-------- Supplied information
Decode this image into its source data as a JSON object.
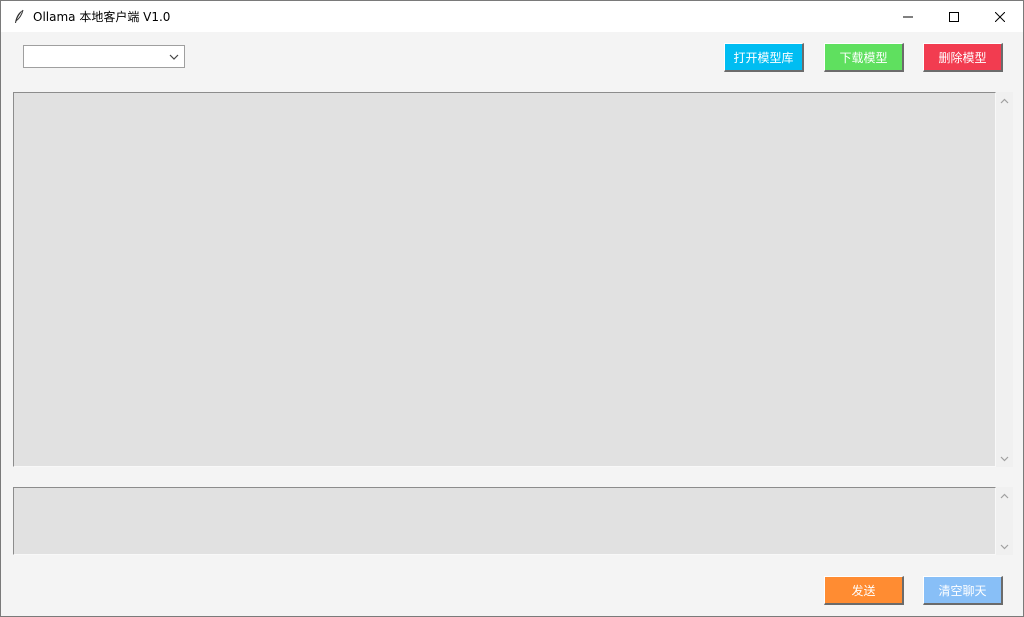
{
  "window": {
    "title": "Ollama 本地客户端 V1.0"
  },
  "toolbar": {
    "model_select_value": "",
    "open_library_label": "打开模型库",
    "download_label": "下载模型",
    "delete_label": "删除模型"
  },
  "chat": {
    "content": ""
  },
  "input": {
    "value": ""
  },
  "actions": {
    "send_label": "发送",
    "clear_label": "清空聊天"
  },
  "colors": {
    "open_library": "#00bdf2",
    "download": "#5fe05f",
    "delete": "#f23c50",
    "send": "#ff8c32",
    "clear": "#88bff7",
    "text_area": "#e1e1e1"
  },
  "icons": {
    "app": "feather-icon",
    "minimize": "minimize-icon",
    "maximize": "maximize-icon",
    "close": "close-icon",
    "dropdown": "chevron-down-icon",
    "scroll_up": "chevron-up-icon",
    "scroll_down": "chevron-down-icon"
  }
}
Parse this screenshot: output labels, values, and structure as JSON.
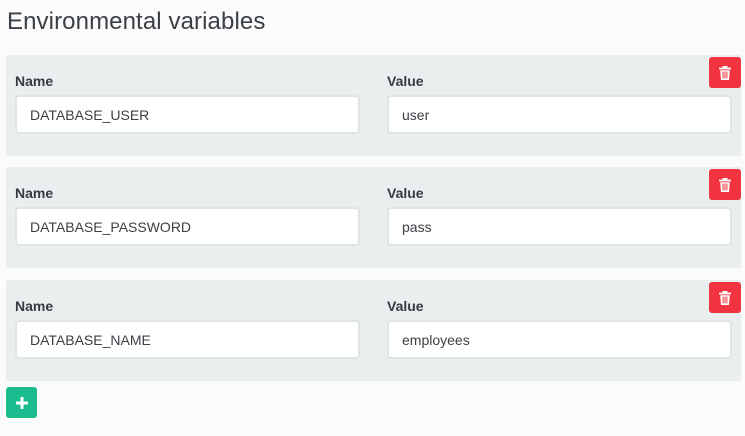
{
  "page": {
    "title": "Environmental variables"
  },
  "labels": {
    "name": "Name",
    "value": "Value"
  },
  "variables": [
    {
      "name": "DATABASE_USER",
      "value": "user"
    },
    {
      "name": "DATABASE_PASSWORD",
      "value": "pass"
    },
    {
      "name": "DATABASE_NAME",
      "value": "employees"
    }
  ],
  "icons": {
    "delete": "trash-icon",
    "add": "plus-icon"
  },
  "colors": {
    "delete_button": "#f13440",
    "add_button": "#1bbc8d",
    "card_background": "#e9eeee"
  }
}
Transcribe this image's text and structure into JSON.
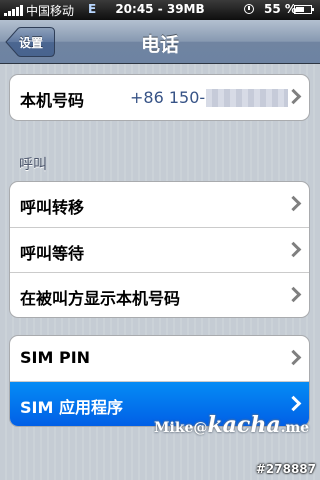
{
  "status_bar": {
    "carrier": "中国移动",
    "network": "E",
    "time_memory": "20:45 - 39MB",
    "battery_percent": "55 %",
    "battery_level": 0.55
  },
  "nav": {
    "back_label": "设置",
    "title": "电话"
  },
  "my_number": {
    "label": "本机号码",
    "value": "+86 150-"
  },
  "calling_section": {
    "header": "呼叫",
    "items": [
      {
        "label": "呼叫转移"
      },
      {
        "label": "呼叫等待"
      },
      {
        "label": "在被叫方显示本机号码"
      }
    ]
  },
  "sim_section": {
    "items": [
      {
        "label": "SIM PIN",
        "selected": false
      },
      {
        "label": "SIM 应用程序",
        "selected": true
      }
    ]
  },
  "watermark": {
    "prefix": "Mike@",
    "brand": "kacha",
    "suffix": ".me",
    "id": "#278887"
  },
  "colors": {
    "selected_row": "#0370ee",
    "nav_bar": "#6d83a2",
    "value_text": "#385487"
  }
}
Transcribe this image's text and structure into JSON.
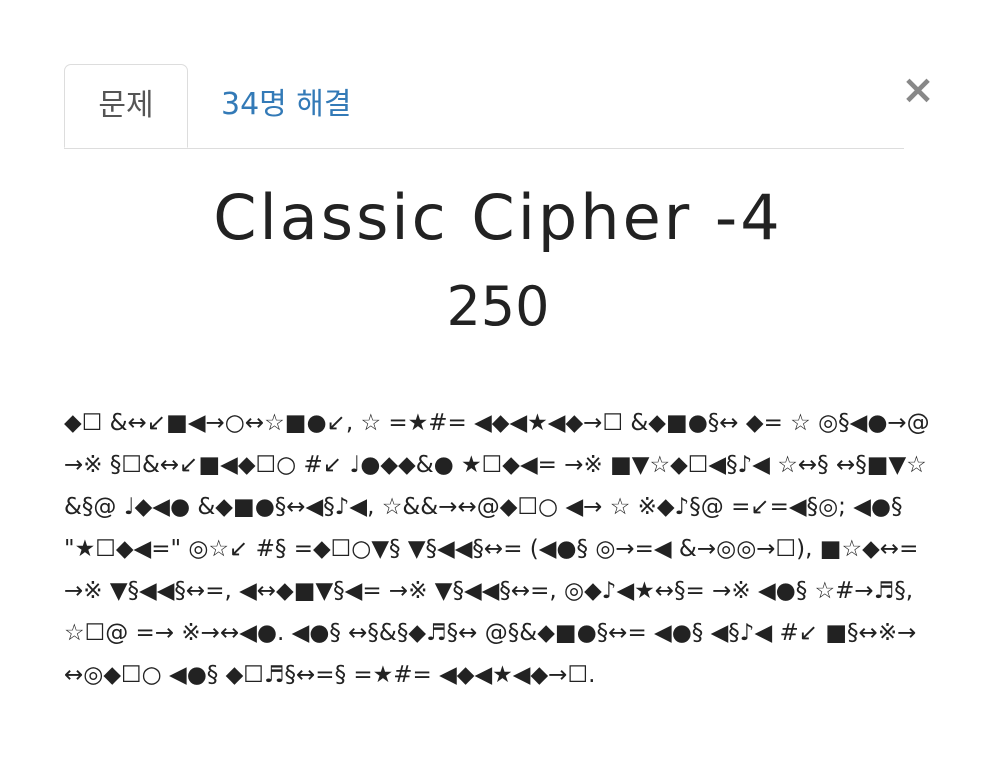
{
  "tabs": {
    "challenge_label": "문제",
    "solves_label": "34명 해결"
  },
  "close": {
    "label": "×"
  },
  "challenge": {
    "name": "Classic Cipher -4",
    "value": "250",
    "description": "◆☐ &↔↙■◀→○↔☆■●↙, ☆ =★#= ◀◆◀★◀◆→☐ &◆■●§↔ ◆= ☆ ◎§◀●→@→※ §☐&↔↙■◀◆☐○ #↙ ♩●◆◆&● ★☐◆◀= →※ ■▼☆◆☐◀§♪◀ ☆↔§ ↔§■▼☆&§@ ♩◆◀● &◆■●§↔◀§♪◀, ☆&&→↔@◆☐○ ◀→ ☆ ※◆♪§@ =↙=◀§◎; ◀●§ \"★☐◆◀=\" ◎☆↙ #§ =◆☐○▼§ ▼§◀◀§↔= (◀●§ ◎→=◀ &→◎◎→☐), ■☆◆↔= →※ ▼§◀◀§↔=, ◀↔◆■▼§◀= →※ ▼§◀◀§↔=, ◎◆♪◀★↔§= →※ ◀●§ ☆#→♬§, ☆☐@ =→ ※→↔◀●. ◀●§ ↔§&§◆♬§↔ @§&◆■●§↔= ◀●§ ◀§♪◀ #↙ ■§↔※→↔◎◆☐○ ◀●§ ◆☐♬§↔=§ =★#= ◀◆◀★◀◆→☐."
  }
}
----------------
-------- Supplied information
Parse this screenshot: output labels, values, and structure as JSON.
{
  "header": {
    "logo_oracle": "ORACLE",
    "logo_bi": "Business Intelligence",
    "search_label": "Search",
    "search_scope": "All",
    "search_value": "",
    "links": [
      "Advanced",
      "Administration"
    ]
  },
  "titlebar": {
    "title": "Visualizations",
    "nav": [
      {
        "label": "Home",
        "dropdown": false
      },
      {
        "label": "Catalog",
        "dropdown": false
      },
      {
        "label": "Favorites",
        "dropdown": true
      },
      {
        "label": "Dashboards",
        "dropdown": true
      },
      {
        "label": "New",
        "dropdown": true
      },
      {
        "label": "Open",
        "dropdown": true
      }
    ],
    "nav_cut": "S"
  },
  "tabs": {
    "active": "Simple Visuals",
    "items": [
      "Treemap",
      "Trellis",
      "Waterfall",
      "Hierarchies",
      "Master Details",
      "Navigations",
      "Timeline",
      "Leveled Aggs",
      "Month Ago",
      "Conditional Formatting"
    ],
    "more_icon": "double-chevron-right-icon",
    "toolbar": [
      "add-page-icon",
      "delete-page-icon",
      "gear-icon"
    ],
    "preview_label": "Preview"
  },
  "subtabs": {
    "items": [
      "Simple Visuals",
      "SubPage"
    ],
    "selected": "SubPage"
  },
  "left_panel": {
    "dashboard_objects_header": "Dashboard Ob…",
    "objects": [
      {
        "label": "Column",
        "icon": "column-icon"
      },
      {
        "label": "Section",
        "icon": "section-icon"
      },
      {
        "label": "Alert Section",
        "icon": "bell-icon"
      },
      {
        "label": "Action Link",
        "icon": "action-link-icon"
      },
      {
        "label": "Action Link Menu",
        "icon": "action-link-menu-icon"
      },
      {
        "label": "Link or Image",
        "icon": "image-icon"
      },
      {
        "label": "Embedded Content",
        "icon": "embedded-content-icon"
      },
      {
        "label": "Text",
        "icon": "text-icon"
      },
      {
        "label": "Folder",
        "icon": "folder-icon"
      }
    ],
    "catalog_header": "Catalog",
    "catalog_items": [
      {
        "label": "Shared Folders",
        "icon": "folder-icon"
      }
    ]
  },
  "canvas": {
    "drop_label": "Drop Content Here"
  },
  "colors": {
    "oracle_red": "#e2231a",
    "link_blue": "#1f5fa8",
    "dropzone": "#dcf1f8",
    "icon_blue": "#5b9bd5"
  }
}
----------------
-------- Supplied information
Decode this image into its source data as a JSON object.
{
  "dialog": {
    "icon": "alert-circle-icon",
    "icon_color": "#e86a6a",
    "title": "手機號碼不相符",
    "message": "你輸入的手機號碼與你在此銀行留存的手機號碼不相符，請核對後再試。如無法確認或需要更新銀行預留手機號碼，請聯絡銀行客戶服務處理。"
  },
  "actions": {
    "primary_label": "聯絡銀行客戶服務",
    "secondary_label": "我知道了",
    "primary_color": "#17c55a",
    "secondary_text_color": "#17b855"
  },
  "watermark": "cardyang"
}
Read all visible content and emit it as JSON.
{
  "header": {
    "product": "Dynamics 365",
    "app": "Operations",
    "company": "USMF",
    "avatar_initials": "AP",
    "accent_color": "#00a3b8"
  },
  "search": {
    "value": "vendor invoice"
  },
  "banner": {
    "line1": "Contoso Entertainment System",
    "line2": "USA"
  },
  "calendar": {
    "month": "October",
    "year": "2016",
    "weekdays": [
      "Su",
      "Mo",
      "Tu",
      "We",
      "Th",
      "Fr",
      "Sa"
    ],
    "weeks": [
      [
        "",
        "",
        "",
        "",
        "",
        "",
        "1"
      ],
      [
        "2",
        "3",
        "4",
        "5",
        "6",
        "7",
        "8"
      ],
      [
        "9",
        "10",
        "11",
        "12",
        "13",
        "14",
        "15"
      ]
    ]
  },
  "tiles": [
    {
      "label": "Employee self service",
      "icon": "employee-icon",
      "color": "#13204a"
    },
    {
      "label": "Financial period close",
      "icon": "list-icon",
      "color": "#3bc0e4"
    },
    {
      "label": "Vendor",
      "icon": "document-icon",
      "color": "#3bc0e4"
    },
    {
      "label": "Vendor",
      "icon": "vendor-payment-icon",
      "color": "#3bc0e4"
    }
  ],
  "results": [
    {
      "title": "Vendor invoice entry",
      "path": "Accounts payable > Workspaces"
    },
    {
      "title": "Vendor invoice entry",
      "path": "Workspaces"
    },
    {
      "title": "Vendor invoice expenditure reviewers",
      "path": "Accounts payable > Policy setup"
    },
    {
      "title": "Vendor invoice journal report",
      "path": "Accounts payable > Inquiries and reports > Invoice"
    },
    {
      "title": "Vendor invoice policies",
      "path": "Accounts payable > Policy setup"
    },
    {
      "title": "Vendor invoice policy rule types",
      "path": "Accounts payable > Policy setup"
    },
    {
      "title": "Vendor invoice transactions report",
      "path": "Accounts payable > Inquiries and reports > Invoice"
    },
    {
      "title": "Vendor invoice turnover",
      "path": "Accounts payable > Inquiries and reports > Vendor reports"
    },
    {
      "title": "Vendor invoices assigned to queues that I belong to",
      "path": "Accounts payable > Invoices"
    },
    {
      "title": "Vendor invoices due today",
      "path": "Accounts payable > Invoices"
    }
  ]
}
----------------
## [Exercise description]
Extract every line containing the string "Simple" from the data above.

## [Output of the exercise]
    "active": "Simple Visuals",
      "Simple Visuals",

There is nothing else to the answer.